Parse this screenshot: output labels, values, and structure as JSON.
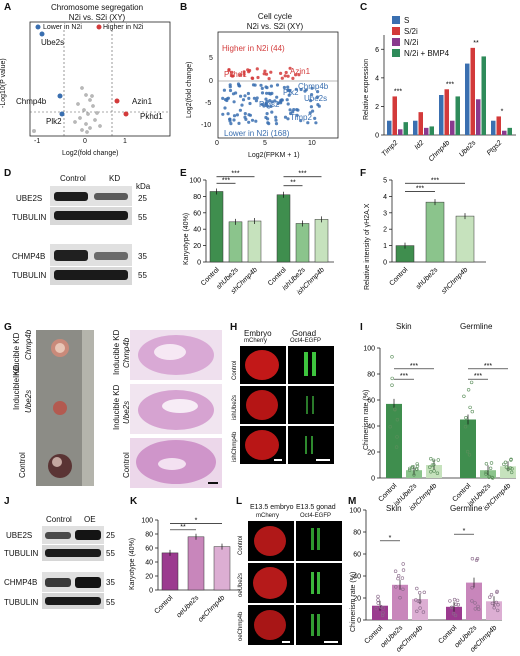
{
  "panel_letters": [
    "A",
    "B",
    "C",
    "D",
    "E",
    "F",
    "G",
    "H",
    "I",
    "J",
    "K",
    "L",
    "M"
  ],
  "panelA": {
    "title": "Chromosome segregation",
    "subtitle": "N2i vs. S2i (XY)",
    "legend_lower": "Lower in N2i",
    "legend_higher": "Higher in N2i",
    "ylabel": "-Log10(P value)",
    "xlabel": "Log2(fold change)",
    "xticks": [
      "-1",
      "0",
      "1"
    ],
    "genes": [
      "Ube2s",
      "Chmp4b",
      "Plk2",
      "Azin1",
      "Pkhd1"
    ],
    "colors": {
      "lower": "#3a6fb0",
      "higher": "#d33a3a",
      "ns": "#b8b8b8"
    }
  },
  "panelB": {
    "title": "Cell cycle",
    "subtitle": "N2i vs. S2i (XY)",
    "higher_label": "Higher in N2i (44)",
    "lower_label": "Lower in N2i (168)",
    "ylabel": "Log2(fold change)",
    "xlabel": "Log2(FPKM + 1)",
    "xticks": [
      "0",
      "5",
      "10"
    ],
    "yticks": [
      "5",
      "0",
      "-5",
      "-10"
    ],
    "genes": [
      "Azin1",
      "Pkhd1",
      "Plk2",
      "Chmp4b",
      "Ube2s",
      "Ptgs2",
      "Timp2"
    ]
  },
  "panelC": {
    "chart_data": {
      "type": "bar",
      "ylabel": "Relative expression",
      "ylim": [
        0,
        7
      ],
      "yticks": [
        "0",
        "2",
        "4",
        "6"
      ],
      "categories": [
        "Timp2",
        "Id2",
        "Chmp4b",
        "Ube2s",
        "Ptgs2"
      ],
      "series": [
        {
          "name": "S",
          "color": "#3a6fb0",
          "values": [
            1,
            1,
            2.8,
            5.0,
            1
          ]
        },
        {
          "name": "S/2i",
          "color": "#d33a3a",
          "values": [
            2.7,
            1.6,
            3.2,
            6.1,
            1.3
          ]
        },
        {
          "name": "N/2i",
          "color": "#8a3a8e",
          "values": [
            0.4,
            0.5,
            1.0,
            2.5,
            0.3
          ]
        },
        {
          "name": "N/2i + BMP4",
          "color": "#2e8b5a",
          "values": [
            0.9,
            0.6,
            2.7,
            5.5,
            0.5
          ]
        }
      ],
      "sig": [
        "***",
        "",
        "***",
        "**",
        "*"
      ]
    }
  },
  "panelD": {
    "cols": [
      "Control",
      "KD"
    ],
    "rows": [
      "UBE2S",
      "TUBULIN",
      "CHMP4B",
      "TUBULIN"
    ],
    "kda_label": "kDa",
    "kda": [
      "25",
      "55",
      "35",
      "55"
    ]
  },
  "panelE": {
    "chart_data": {
      "type": "bar",
      "ylabel": "Karyotype (40%)",
      "ylim": [
        0,
        100
      ],
      "yticks": [
        "0",
        "20",
        "40",
        "60",
        "80",
        "100"
      ],
      "categories": [
        "Control",
        "shUbe2s",
        "shChmp4b",
        "Control",
        "ishUbe2s",
        "ishChmp4b"
      ],
      "values": [
        86,
        49,
        50,
        82,
        47,
        52
      ],
      "colors": [
        "#3f8e4e",
        "#8bc48c",
        "#c6e2bd",
        "#3f8e4e",
        "#8bc48c",
        "#c6e2bd"
      ],
      "sig": [
        "***",
        "***",
        "**",
        "***"
      ]
    }
  },
  "panelF": {
    "chart_data": {
      "type": "bar",
      "ylabel": "Relative intensity of γH2A.X",
      "ylim": [
        0,
        5
      ],
      "yticks": [
        "0",
        "1",
        "2",
        "3",
        "4",
        "5"
      ],
      "categories": [
        "Control",
        "shUbe2s",
        "shChmp4b"
      ],
      "values": [
        1.0,
        3.65,
        2.8
      ],
      "colors": [
        "#3f8e4e",
        "#8bc48c",
        "#c6e2bd"
      ],
      "sig": [
        "***",
        "***"
      ]
    }
  },
  "panelG": {
    "labels_left": [
      "Inducible KD",
      "Chmp4b",
      "Ube2s",
      "Control"
    ],
    "labels_right": [
      "Inducible KD",
      "Chmp4b",
      "Ube2s",
      "Control"
    ]
  },
  "panelH": {
    "col1": "Embryo",
    "col2": "Gonad",
    "col1_sub": "mCherry",
    "col2_sub": "Oct4-EGFP",
    "rows": [
      "Control",
      "ishUbe2s",
      "ishChmp4b"
    ]
  },
  "panelI": {
    "chart_data": {
      "type": "bar",
      "ylabel": "Chimerism rate (%)",
      "ylim": [
        0,
        100
      ],
      "yticks": [
        "0",
        "20",
        "40",
        "60",
        "80",
        "100"
      ],
      "groups": [
        "Skin",
        "Germline"
      ],
      "categories": [
        "Control",
        "ishUbe2s",
        "ishChmp4b",
        "Control",
        "ishUbe2s",
        "ishChmp4b"
      ],
      "values": [
        57,
        6,
        10,
        45,
        6,
        9
      ],
      "sig": [
        "***",
        "***",
        "***",
        "***"
      ]
    }
  },
  "panelJ": {
    "cols": [
      "Control",
      "OE"
    ],
    "rows": [
      "UBE2S",
      "TUBULIN",
      "CHMP4B",
      "TUBULIN"
    ],
    "kda": [
      "25",
      "55",
      "35",
      "55"
    ]
  },
  "panelK": {
    "chart_data": {
      "type": "bar",
      "ylabel": "Karyotype (40%)",
      "ylim": [
        0,
        100
      ],
      "yticks": [
        "0",
        "20",
        "40",
        "60",
        "80",
        "100"
      ],
      "categories": [
        "Control",
        "oeUbe2s",
        "oeChmp4b"
      ],
      "values": [
        53,
        76,
        62
      ],
      "colors": [
        "#9b3a8f",
        "#c886bb",
        "#dcaed3"
      ],
      "sig": [
        "**",
        "*"
      ]
    }
  },
  "panelL": {
    "col1": "E13.5 embryo",
    "col2": "E13.5 gonad",
    "col1_sub": "mCherry",
    "col2_sub": "Oct4-EGFP",
    "rows": [
      "Control",
      "oeUbe2s",
      "oeChmp4b"
    ]
  },
  "panelM": {
    "chart_data": {
      "type": "bar",
      "ylabel": "Chimerism rate (%)",
      "ylim": [
        0,
        100
      ],
      "yticks": [
        "0",
        "20",
        "40",
        "60",
        "80",
        "100"
      ],
      "groups": [
        "Skin",
        "Germline"
      ],
      "categories": [
        "Control",
        "oeUbe2s",
        "oeChmp4b",
        "Control",
        "oeUbe2s",
        "oeChmp4b"
      ],
      "values": [
        13,
        32,
        19,
        12,
        34,
        17
      ],
      "sig": [
        "*",
        "*"
      ]
    }
  }
}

══════════════════════════════

REQUIREMENT: Wherever a line above contains the string "Relative", copy that line.

FINISHED EXERCISE:
      "ylabel": "Relative expression",
      "ylabel": "Relative intensity of γH2A.X",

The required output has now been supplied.